### Available records
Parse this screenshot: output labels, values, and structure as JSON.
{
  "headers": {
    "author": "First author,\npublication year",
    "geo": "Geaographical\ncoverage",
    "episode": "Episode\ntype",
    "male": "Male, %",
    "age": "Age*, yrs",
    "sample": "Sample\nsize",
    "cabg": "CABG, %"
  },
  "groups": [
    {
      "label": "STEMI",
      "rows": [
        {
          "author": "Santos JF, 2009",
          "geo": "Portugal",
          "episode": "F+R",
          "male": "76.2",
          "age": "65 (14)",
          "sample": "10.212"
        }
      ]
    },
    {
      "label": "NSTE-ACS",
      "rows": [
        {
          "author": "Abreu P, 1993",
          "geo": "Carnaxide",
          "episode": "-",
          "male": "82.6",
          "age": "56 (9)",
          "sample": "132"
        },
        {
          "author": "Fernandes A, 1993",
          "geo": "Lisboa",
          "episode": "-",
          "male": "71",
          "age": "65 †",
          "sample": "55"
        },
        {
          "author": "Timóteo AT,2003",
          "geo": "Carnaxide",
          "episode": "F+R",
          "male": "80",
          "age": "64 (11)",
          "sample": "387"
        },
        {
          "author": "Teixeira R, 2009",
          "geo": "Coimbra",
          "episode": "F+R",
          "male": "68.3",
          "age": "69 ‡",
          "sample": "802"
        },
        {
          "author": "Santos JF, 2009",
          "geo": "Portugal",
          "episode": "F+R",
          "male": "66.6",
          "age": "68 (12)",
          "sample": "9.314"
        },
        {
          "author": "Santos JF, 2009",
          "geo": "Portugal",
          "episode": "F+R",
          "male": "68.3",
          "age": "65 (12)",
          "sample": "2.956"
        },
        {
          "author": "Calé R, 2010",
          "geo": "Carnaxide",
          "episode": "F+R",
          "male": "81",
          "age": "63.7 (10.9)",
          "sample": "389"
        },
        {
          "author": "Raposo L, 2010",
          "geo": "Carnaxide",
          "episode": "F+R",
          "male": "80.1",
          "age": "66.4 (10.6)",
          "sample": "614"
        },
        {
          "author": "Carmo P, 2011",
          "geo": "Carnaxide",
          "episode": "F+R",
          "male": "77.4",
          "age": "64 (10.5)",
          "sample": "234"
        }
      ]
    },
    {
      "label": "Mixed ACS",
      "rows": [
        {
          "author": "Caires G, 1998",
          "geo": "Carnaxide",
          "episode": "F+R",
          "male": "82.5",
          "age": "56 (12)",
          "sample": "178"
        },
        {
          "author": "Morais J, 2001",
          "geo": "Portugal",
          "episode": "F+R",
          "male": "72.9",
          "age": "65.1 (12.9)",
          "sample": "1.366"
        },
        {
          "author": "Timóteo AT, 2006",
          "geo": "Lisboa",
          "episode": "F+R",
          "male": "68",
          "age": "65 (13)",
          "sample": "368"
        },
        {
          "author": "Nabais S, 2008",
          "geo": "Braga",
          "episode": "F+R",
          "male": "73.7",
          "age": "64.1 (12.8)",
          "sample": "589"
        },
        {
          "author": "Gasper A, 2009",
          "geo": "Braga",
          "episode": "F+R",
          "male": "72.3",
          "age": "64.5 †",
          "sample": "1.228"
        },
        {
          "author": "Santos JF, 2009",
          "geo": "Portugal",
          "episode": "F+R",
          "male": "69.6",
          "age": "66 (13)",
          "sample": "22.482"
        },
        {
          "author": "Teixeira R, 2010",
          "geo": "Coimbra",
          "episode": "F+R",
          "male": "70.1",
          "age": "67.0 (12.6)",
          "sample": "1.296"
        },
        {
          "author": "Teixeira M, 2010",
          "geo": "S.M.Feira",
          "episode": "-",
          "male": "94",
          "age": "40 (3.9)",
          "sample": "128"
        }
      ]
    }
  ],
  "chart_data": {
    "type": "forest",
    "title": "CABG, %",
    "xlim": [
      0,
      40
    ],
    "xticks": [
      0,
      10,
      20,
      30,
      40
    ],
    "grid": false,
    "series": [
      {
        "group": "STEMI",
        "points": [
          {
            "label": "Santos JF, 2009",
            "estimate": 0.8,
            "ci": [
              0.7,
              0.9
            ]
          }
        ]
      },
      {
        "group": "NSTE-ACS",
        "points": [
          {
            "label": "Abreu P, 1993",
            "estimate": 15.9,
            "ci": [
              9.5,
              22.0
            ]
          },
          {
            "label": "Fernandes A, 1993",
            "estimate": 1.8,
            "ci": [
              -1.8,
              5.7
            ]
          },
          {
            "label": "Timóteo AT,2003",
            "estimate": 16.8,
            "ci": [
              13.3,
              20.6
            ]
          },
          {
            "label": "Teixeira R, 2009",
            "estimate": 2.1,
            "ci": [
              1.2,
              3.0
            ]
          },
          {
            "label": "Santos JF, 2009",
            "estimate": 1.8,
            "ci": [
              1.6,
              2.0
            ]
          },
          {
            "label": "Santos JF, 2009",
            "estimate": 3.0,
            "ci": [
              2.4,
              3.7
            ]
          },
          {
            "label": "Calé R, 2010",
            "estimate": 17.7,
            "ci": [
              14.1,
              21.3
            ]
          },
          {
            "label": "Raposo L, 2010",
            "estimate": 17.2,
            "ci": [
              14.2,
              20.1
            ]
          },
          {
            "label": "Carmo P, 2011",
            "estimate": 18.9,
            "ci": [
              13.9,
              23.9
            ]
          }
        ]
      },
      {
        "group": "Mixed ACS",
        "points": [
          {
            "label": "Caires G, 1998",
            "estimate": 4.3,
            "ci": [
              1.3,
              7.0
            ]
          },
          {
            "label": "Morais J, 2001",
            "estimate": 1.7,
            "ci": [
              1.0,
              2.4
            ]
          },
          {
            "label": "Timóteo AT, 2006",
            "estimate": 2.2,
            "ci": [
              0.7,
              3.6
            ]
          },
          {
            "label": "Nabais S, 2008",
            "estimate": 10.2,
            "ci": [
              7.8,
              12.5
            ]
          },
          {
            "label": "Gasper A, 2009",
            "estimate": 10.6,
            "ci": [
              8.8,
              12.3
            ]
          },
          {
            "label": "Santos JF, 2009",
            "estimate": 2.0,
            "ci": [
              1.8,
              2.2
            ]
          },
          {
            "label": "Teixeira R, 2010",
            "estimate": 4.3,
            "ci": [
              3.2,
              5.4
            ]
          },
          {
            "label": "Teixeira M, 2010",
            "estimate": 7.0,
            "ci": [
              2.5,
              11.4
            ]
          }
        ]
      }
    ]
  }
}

### Exercise requirements
Show every line in the entries where the string "Abreu" occurs.

### Exercise output
          "author": "Abreu P, 1993",
            "label": "Abreu P, 1993",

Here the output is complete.